AIM OF THE EXERCISE: Which lines in the material below contain the word "tubes"? Identify them and copy each one in full.

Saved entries
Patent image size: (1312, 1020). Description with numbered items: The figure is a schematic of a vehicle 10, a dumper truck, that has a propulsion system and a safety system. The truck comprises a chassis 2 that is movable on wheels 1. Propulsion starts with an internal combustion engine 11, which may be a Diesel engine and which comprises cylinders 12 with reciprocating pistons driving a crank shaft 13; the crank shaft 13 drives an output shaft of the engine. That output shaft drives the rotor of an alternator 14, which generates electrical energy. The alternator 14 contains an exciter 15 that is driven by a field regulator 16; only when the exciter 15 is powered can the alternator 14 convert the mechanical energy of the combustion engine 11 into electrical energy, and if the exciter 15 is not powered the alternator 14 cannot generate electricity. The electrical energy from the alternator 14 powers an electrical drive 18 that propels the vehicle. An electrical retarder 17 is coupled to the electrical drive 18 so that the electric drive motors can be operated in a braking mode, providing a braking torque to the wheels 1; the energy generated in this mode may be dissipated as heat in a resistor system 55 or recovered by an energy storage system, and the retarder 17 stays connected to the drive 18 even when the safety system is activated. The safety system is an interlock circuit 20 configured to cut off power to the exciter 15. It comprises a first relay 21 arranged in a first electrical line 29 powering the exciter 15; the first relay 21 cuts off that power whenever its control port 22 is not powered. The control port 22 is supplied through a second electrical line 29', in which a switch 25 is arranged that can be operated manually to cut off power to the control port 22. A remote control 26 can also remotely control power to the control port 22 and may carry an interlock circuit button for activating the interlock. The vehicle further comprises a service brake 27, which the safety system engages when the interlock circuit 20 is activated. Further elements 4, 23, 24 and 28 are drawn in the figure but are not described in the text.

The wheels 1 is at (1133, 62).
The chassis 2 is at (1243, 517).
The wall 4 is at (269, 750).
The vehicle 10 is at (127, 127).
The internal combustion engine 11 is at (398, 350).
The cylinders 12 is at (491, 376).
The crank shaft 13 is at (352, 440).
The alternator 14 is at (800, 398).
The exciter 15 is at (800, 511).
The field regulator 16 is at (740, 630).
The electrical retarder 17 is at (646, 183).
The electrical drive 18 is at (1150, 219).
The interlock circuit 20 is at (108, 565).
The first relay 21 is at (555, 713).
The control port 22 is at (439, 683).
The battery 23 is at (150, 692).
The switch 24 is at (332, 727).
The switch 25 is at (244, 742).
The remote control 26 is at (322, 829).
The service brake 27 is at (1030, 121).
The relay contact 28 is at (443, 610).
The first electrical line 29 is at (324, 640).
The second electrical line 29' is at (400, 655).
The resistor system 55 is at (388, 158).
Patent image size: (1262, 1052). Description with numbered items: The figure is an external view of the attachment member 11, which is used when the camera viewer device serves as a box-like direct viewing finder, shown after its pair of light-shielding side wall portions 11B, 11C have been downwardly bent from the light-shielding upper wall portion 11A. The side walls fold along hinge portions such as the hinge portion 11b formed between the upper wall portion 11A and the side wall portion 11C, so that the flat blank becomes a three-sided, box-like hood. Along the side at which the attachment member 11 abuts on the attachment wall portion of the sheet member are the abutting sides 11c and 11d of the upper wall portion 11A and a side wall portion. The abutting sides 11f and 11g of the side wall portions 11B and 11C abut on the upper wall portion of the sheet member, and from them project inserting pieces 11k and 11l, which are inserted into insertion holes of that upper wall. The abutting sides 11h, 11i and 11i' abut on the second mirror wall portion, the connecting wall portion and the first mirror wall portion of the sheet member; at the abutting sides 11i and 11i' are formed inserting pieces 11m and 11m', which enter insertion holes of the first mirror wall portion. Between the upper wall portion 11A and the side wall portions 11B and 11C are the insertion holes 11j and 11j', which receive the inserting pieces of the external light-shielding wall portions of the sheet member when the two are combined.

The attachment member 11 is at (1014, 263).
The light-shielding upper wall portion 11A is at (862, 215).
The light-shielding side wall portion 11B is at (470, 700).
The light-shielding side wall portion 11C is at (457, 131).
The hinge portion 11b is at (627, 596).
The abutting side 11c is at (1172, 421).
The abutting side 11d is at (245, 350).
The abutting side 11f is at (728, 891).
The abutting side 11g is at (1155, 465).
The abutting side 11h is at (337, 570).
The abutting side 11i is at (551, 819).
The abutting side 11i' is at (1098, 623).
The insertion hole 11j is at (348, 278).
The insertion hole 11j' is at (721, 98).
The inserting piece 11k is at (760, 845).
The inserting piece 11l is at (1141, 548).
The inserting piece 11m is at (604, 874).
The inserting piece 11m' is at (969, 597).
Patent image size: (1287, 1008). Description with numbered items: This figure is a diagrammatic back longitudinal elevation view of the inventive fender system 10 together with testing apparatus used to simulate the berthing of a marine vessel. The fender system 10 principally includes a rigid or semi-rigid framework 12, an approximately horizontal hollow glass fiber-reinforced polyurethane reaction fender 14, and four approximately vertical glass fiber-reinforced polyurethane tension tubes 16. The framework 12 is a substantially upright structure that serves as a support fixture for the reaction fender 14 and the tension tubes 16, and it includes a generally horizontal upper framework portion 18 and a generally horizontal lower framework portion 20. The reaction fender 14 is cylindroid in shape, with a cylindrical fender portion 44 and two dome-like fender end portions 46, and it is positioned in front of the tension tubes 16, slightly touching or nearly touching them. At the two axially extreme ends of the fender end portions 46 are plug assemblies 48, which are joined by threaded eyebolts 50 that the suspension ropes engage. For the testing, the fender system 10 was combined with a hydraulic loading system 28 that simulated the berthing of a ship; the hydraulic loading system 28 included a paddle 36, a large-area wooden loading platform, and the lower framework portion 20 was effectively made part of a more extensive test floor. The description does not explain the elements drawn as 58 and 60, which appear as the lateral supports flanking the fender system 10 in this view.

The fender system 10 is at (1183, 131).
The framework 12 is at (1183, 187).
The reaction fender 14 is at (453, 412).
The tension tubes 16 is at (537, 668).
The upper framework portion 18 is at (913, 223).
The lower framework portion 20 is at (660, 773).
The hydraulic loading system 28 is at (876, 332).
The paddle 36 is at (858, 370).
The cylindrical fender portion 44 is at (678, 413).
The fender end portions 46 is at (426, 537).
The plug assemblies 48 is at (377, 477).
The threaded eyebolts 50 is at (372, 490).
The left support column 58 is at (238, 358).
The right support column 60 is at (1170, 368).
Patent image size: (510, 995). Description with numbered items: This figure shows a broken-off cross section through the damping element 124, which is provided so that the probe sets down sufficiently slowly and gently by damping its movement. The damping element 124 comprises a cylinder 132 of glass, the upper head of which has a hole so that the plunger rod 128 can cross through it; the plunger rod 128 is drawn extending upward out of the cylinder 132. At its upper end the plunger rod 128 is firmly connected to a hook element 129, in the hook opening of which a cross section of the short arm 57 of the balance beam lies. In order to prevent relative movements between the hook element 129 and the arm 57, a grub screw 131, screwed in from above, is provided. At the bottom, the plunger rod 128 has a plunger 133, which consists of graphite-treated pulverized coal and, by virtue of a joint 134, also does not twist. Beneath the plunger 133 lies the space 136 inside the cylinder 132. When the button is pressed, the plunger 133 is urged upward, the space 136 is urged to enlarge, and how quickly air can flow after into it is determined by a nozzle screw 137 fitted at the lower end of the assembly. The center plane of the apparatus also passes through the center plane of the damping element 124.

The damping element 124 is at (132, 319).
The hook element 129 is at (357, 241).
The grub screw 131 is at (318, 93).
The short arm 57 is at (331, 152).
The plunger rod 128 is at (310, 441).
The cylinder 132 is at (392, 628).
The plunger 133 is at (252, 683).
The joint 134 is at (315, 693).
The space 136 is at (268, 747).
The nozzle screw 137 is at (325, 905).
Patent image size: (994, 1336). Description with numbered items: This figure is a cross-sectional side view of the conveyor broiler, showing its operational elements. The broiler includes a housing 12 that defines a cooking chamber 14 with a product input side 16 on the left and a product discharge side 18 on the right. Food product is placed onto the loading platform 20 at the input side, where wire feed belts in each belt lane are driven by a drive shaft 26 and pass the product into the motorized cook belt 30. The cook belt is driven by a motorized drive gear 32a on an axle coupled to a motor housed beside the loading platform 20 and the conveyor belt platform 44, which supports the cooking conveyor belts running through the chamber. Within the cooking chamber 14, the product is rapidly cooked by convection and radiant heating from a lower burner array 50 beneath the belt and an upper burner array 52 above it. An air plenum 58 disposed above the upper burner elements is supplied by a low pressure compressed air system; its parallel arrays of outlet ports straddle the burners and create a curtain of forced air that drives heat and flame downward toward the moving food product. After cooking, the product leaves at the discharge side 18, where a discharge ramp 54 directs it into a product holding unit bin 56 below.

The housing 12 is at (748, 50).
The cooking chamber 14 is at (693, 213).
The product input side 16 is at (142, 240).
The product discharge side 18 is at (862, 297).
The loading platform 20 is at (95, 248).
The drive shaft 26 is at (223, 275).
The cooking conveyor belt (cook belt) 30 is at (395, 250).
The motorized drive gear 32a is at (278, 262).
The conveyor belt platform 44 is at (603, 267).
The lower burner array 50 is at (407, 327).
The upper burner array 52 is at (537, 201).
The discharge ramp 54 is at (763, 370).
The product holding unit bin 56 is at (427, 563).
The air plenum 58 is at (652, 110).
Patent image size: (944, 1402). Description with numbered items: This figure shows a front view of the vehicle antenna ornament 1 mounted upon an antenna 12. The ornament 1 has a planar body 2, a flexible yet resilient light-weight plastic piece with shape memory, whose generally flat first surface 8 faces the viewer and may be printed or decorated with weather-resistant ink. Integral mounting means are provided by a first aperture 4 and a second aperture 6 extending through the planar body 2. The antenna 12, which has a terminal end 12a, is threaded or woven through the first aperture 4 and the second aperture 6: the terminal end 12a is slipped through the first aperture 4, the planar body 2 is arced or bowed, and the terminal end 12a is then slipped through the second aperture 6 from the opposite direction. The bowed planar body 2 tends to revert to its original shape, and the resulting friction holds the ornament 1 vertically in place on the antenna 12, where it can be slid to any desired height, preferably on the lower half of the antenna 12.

CORRECT RESPONSE:
Patent image size: (1287, 1008). Description with numbered items: This figure is a diagrammatic back longitudinal elevation view of the inventive fender system 10 together with testing apparatus used to simulate the berthing of a marine vessel. The fender system 10 principally includes a rigid or semi-rigid framework 12, an approximately horizontal hollow glass fiber-reinforced polyurethane reaction fender 14, and four approximately vertical glass fiber-reinforced polyurethane tension tubes 16. The framework 12 is a substantially upright structure that serves as a support fixture for the reaction fender 14 and the tension tubes 16, and it includes a generally horizontal upper framework portion 18 and a generally horizontal lower framework portion 20. The reaction fender 14 is cylindroid in shape, with a cylindrical fender portion 44 and two dome-like fender end portions 46, and it is positioned in front of the tension tubes 16, slightly touching or nearly touching them. At the two axially extreme ends of the fender end portions 46 are plug assemblies 48, which are joined by threaded eyebolts 50 that the suspension ropes engage. For the testing, the fender system 10 was combined with a hydraulic loading system 28 that simulated the berthing of a ship; the hydraulic loading system 28 included a paddle 36, a large-area wooden loading platform, and the lower framework portion 20 was effectively made part of a more extensive test floor. The description does not explain the elements drawn as 58 and 60, which appear as the lateral supports flanking the fender system 10 in this view.
The tension tubes 16 is at (537, 668).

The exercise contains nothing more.